-- BEGIN PROVIDED ENTRIES --
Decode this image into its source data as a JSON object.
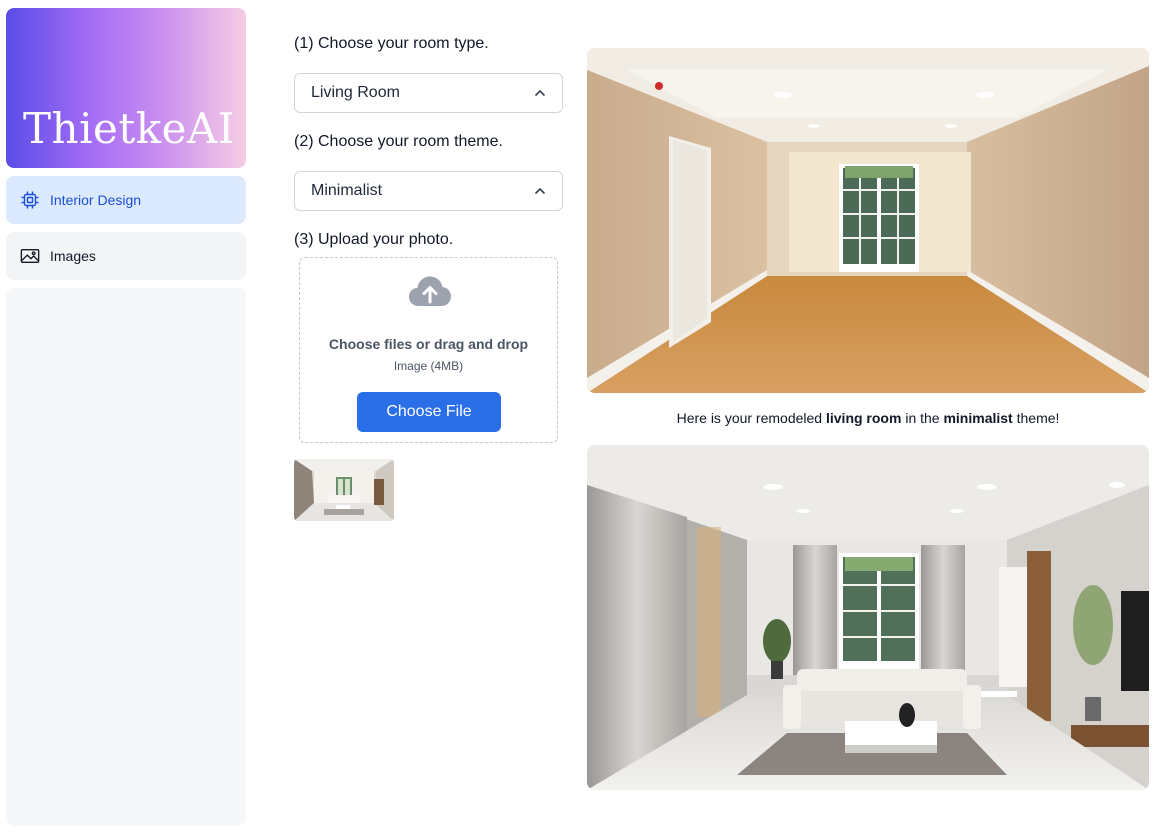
{
  "app": {
    "logo_text": "ThietkeAI"
  },
  "sidebar": {
    "items": [
      {
        "label": "Interior Design",
        "icon": "cpu-chip-icon",
        "active": true
      },
      {
        "label": "Images",
        "icon": "image-icon",
        "active": false
      }
    ]
  },
  "form": {
    "step1": {
      "label": "(1) Choose your room type.",
      "selected": "Living Room"
    },
    "step2": {
      "label": "(2) Choose your room theme.",
      "selected": "Minimalist"
    },
    "step3": {
      "label": "(3) Upload your photo.",
      "dropzone_title": "Choose files or drag and drop",
      "dropzone_hint": "Image (4MB)",
      "button_label": "Choose File",
      "icon": "cloud-upload-icon"
    }
  },
  "result": {
    "caption_prefix": "Here is your remodeled",
    "room": "living room",
    "caption_middle": "in the",
    "theme": "minimalist",
    "caption_suffix": "theme!"
  },
  "colors": {
    "accent": "#2b6fe8",
    "active_nav_bg": "#dbeafe",
    "active_nav_text": "#1d4ed8",
    "logo_gradient_start": "#5b4ce8",
    "logo_gradient_end": "#f6cde4"
  }
}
-- END PROVIDED ENTRIES --
• WHAT TO WORK ON
Look above for every line with the word "selected" and copy it.

• WORKED ANSWER
      "selected": "Living Room"
      "selected": "Minimalist"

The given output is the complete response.